DATA EXTRACT>
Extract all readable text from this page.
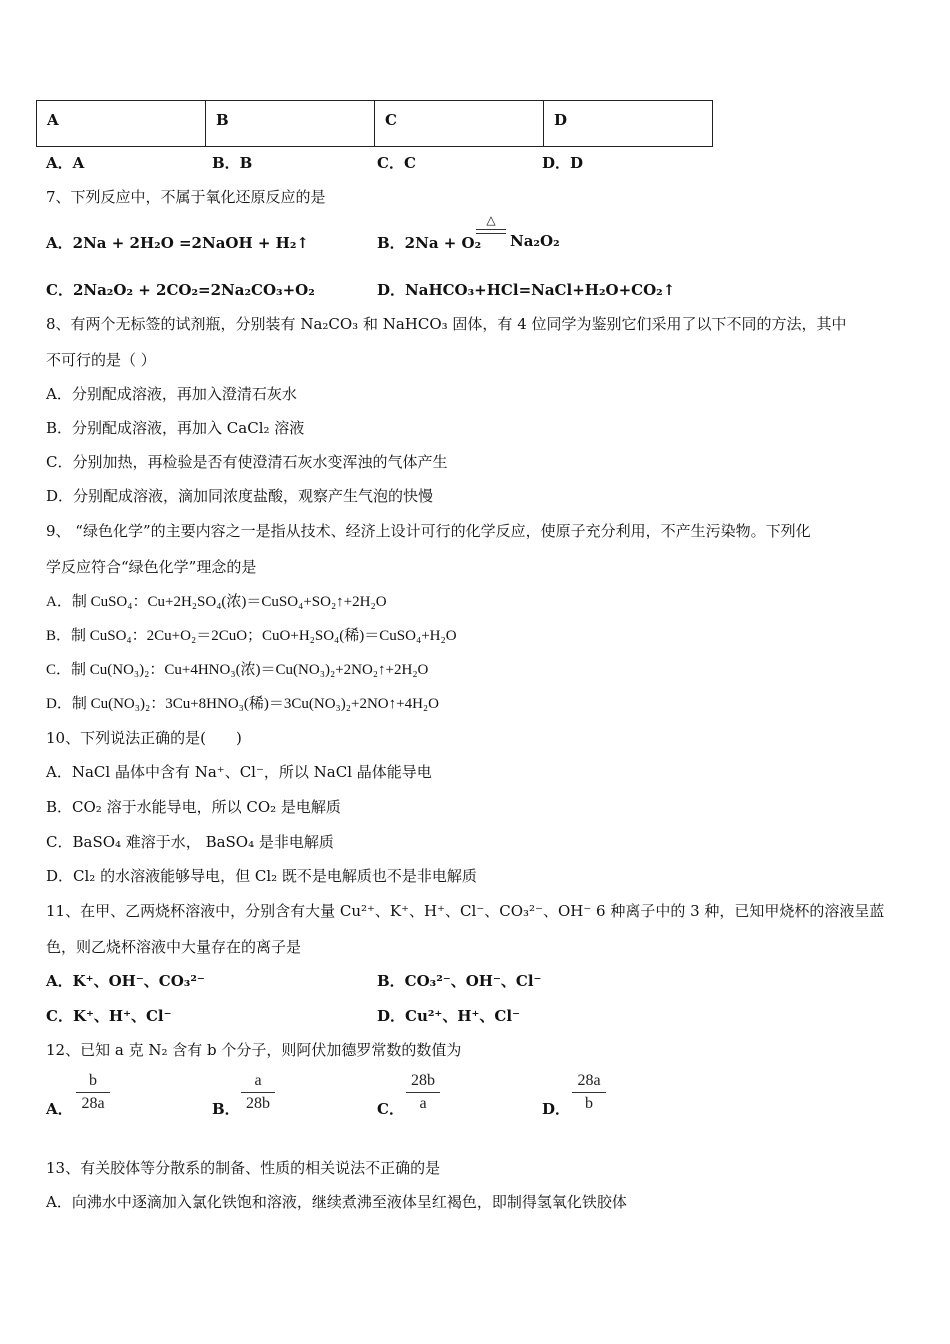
A	B	C	D
A．A	B．B	C．C	D．D
7、下列反应中，不属于氧化还原反应的是
A．2Na + 2H₂O =2NaOH + H₂↑	B．2Na + O₂
△
Na₂O₂
C．2Na₂O₂ + 2CO₂=2Na₂CO₃+O₂	D．NaHCO₃+HCl=NaCl+H₂O+CO₂↑
8、有两个无标签的试剂瓶，分别装有 Na₂CO₃ 和 NaHCO₃ 固体，有 4 位同学为鉴别它们采用了以下不同的方法，其中
不可行的是（ ）
A．分别配成溶液，再加入澄清石灰水
B．分别配成溶液，再加入 CaCl₂ 溶液
C．分别加热，再检验是否有使澄清石灰水变浑浊的气体产生
D．分别配成溶液，滴加同浓度盐酸，观察产生气泡的快慢
9、 “绿色化学”的主要内容之一是指从技术、经济上设计可行的化学反应，使原子充分利用，不产生污染物。下列化
学反应符合“绿色化学”理念的是
A．制 CuSO₄：Cu+2H₂SO₄(浓)＝CuSO₄+SO₂↑+2H₂O
B．制 CuSO₄：2Cu+O₂＝2CuO；CuO+H₂SO₄(稀)＝CuSO₄+H₂O
C．制 Cu(NO₃)₂：Cu+4HNO₃(浓)＝Cu(NO₃)₂+2NO₂↑+2H₂O
D．制 Cu(NO₃)₂：3Cu+8HNO₃(稀)＝3Cu(NO₃)₂+2NO↑+4H₂O
10、下列说法正确的是(　　)
A．NaCl 晶体中含有 Na⁺、Cl⁻，所以 NaCl 晶体能导电
B．CO₂ 溶于水能导电，所以 CO₂ 是电解质
C．BaSO₄ 难溶于水， BaSO₄ 是非电解质
D．Cl₂ 的水溶液能够导电，但 Cl₂ 既不是电解质也不是非电解质
11、在甲、乙两烧杯溶液中，分别含有大量 Cu²⁺、K⁺、H⁺、Cl⁻、CO₃²⁻、OH⁻ 6 种离子中的 3 种，已知甲烧杯的溶液呈蓝
色，则乙烧杯溶液中大量存在的离子是
A．K⁺、OH⁻、CO₃²⁻	B．CO₃²⁻、OH⁻、Cl⁻
C．K⁺、H⁺、Cl⁻	D．Cu²⁺、H⁺、Cl⁻
12、已知 a 克 N₂ 含有 b 个分子，则阿伏加德罗常数的数值为
A． $\frac{b}{28a}$	B． $\frac{a}{28b}$	C． $\frac{28b}{a}$	D． $\frac{28a}{b}$
13、有关胶体等分散系的制备、性质的相关说法不正确的是
A．向沸水中逐滴加入氯化铁饱和溶液，继续煮沸至液体呈红褐色，即制得氢氧化铁胶体
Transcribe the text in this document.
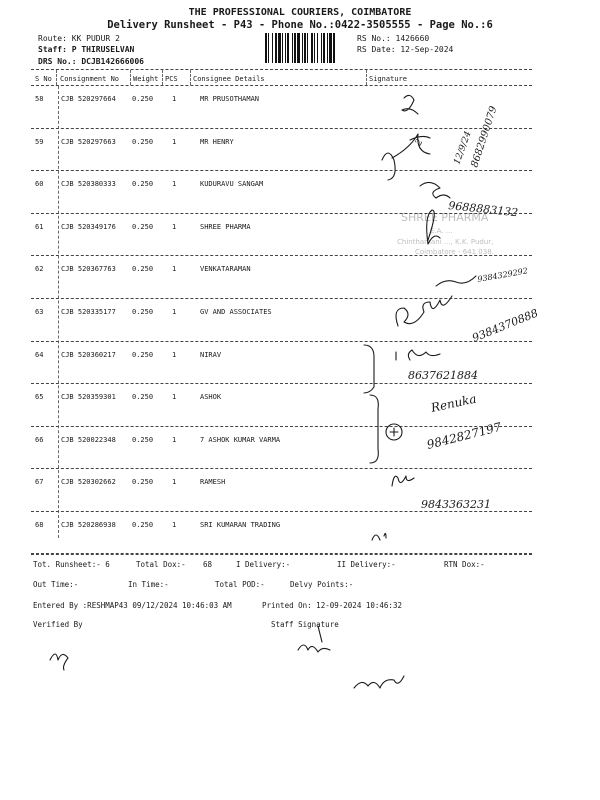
THE PROFESSIONAL COURIERS, COIMBATORE
Delivery Runsheet - P43 - Phone No.:0422-3505555 - Page No.:6
Route: KK PUDUR 2
Staff: P THIRUSELVAN
DRS No.: DCJB142666006
RS No.: 1426660
RS Date: 12-Sep-2024
S No Consignment No Weight PCS Consignee Details	Signature
58	CJB 520297664 0.250	1	MR PRUSOTHAMAN
59	CJB 520297663 0.250	1	MR HENRY
60	CJB 520380333 0.250	1	KUDURAVU SANGAM
61	CJB 520349176 0.250	1	SHREE PHARMA
62	CJB 520367763 0.250	1	VENKATARAMAN
63	CJB 520335177 0.250	1	GV AND ASSOCIATES
64	CJB 520360217 0.250	1	NIRAV
65	CJB 520359301 0.250	1	ASHOK
66	CJB 520022348 0.250	1	7 ASHOK KUMAR VARMA
67	CJB 520302662 0.250	1	RAMESH
68	CJB 520286938 0.250	1	SRI KUMARAN TRADING
2	12/9/24
8682990079
9688883132
SHREE PHARMA
E.A. ...
Chinthamani ..., K.K. Pudur,
Coimbatore - 641 038.
9384329292
9384370888
8637621884
Renuka
9842827197
9843363231
Tot. Runsheet:- 6	Total Dox:- 68	I Delivery:-	II Delivery:-	RTN Dox:-
Out Time:-	In Time:-	Total POD:-	Delvy Points:-
Entered By :RESHMAP43 09/12/2024 10:46:03 AM	Printed On: 12-09-2024 10:46:32
Verified By	Staff Signature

WHAT IS BEING ASKED> All the material shown above is to be copied exactly, with no pictures carried over.

EXERCISE SOLUTION>
Extract all readable text from this page.
A	B	C	D
A．A	B．B	C．C	D．D
7、下列反应中，不属于氧化还原反应的是
A．2Na + 2H₂O =2NaOH + H₂↑	B．2Na + O₂
△
Na₂O₂
C．2Na₂O₂ + 2CO₂=2Na₂CO₃+O₂	D．NaHCO₃+HCl=NaCl+H₂O+CO₂↑
8、有两个无标签的试剂瓶，分别装有 Na₂CO₃ 和 NaHCO₃ 固体，有 4 位同学为鉴别它们采用了以下不同的方法，其中
不可行的是（ ）
A．分别配成溶液，再加入澄清石灰水
B．分别配成溶液，再加入 CaCl₂ 溶液
C．分别加热，再检验是否有使澄清石灰水变浑浊的气体产生
D．分别配成溶液，滴加同浓度盐酸，观察产生气泡的快慢
9、 “绿色化学”的主要内容之一是指从技术、经济上设计可行的化学反应，使原子充分利用，不产生污染物。下列化
学反应符合“绿色化学”理念的是
A．制 CuSO₄：Cu+2H₂SO₄(浓)＝CuSO₄+SO₂↑+2H₂O
B．制 CuSO₄：2Cu+O₂＝2CuO；CuO+H₂SO₄(稀)＝CuSO₄+H₂O
C．制 Cu(NO₃)₂：Cu+4HNO₃(浓)＝Cu(NO₃)₂+2NO₂↑+2H₂O
D．制 Cu(NO₃)₂：3Cu+8HNO₃(稀)＝3Cu(NO₃)₂+2NO↑+4H₂O
10、下列说法正确的是(　　)
A．NaCl 晶体中含有 Na⁺、Cl⁻，所以 NaCl 晶体能导电
B．CO₂ 溶于水能导电，所以 CO₂ 是电解质
C．BaSO₄ 难溶于水， BaSO₄ 是非电解质
D．Cl₂ 的水溶液能够导电，但 Cl₂ 既不是电解质也不是非电解质
11、在甲、乙两烧杯溶液中，分别含有大量 Cu²⁺、K⁺、H⁺、Cl⁻、CO₃²⁻、OH⁻ 6 种离子中的 3 种，已知甲烧杯的溶液呈蓝
色，则乙烧杯溶液中大量存在的离子是
A．K⁺、OH⁻、CO₃²⁻	B．CO₃²⁻、OH⁻、Cl⁻
C．K⁺、H⁺、Cl⁻	D．Cu²⁺、H⁺、Cl⁻
12、已知 a 克 N₂ 含有 b 个分子，则阿伏加德罗常数的数值为
A． $\frac{b}{28a}$	B． $\frac{a}{28b}$	C． $\frac{28b}{a}$	D． $\frac{28a}{b}$
13、有关胶体等分散系的制备、性质的相关说法不正确的是
A．向沸水中逐滴加入氯化铁饱和溶液，继续煮沸至液体呈红褐色，即制得氢氧化铁胶体
Transcribe the text in this document.
THE PROFESSIONAL COURIERS, COIMBATORE
Delivery Runsheet - P43 - Phone No.:0422-3505555 - Page No.:6
Route: KK PUDUR 2
Staff: P THIRUSELVAN
DRS No.: DCJB142666006
RS No.: 1426660
RS Date: 12-Sep-2024
S No Consignment No Weight PCS Consignee Details	Signature
58	CJB 520297664 0.250	1	MR PRUSOTHAMAN
59	CJB 520297663 0.250	1	MR HENRY
60	CJB 520380333 0.250	1	KUDURAVU SANGAM
61	CJB 520349176 0.250	1	SHREE PHARMA
62	CJB 520367763 0.250	1	VENKATARAMAN
63	CJB 520335177 0.250	1	GV AND ASSOCIATES
64	CJB 520360217 0.250	1	NIRAV
65	CJB 520359301 0.250	1	ASHOK
66	CJB 520022348 0.250	1	7 ASHOK KUMAR VARMA
67	CJB 520302662 0.250	1	RAMESH
68	CJB 520286938 0.250	1	SRI KUMARAN TRADING
2	12/9/24
8682990079
9688883132
SHREE PHARMA
E.A. ...
Chinthamani ..., K.K. Pudur,
Coimbatore - 641 038.
9384329292
9384370888
8637621884
Renuka
9842827197
9843363231
Tot. Runsheet:- 6	Total Dox:- 68	I Delivery:-	II Delivery:-	RTN Dox:-
Out Time:-	In Time:-	Total POD:-	Delvy Points:-
Entered By :RESHMAP43 09/12/2024 10:46:03 AM	Printed On: 12-09-2024 10:46:32
Verified By	Staff Signature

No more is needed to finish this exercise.